-- Text extract start --

When (d(n+1)-d(n))*(-1)^n is positive (d(n) = A000005(n))

[Joshua Zucker]

On Sun, Mar 2, 2008 at 1:55 PM, Maximilian Hasler
<maximilian.hasler at gmail.com> wrote:
>  >  So I wonder, can we determine the limit, as n ->
>  >  infinity,  of a(n)/n?

>  yes : it decreases steadily.

We're asking for places where an even number has fewer factors than a
neighboring odd number.  Intiutively (that is, nonrigorously)
speaking, as numbers have more and more factors, things tend to
"average out" -- that is, we know the density of primes drops, but so
does the density of numbers that are products of 2 primes, or of the
form p^2 -- in general, there are fewer small values of d(n).  So,
sticking a 2 in -- which, all else being equal, doubles d(n), in the
sense that for odd k, d(2k) = 2d(k) -- is going to have an increase
which is proportionally more and more important as the numbers get
larger.

So it makes sense to me that this would be asymptotic to 0.  Though of
course I suspect that a(n) keeps increasing, just more and more
slowly.

I'll leave it to someone who knows what they're talking about to give
a more precise idea about the asymptotics of this thing.

--Joshua Zucker

-- Text extract end --

▶ Challenge a:
Count the lines of the listing that contain the string "label", treating case as significant. Reply with the count alone.

-- Recorded information start --

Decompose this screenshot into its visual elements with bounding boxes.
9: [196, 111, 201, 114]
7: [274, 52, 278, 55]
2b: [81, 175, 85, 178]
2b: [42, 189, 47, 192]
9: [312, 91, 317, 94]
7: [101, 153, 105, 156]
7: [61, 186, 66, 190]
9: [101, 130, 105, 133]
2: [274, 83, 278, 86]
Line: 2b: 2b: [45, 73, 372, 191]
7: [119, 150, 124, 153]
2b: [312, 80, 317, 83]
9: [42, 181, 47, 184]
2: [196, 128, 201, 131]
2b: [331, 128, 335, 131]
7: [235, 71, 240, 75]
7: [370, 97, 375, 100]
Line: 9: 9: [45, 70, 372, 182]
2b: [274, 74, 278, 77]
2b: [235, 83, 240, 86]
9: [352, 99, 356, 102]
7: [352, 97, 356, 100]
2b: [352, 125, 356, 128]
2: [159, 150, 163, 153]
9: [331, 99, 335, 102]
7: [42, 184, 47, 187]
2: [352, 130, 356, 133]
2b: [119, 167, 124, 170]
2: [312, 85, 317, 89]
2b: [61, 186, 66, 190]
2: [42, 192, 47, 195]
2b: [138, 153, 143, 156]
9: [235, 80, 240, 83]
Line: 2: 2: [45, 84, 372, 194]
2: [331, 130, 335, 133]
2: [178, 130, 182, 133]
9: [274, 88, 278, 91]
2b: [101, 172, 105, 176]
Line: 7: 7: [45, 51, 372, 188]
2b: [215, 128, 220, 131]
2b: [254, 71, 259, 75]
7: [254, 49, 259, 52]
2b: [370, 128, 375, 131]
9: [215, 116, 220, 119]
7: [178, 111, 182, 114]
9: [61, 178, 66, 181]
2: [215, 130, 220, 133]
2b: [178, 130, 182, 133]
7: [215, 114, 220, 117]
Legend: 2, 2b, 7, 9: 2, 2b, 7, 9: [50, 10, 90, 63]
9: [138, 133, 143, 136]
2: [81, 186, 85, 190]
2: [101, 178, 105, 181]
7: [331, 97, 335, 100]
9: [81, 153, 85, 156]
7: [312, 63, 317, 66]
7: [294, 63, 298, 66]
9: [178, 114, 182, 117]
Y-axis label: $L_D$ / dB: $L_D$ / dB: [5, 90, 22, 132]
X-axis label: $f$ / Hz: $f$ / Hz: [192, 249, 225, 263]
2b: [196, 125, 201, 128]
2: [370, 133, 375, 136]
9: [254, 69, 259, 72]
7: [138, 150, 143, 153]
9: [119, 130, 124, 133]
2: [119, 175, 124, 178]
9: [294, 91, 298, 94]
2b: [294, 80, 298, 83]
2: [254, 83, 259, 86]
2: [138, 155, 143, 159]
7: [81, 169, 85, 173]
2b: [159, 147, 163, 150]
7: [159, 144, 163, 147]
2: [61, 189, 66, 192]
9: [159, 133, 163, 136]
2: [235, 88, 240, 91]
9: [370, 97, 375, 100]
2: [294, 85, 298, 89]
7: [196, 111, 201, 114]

-- Recorded information end --

▶ Challenge b:
According to the post about the sign of (d(n+1)-d(n))*(-1)^n, why does its writer find it sensible that a(n)/n tends to 0? Answer in one to three sentences.

▶ Task answer a:
2

▶ Task answer b:
As numbers get larger, small values of d(n) become rarer: the density of primes drops, as does the density of products of two primes and of numbers of the form p^2. Including a factor of 2 doubles d(n) (for odd k, d(2k) = 2d(k)). That increase matters proportionally more as numbers grow, so places where an even number has fewer factors than a neighboring odd number should thin out.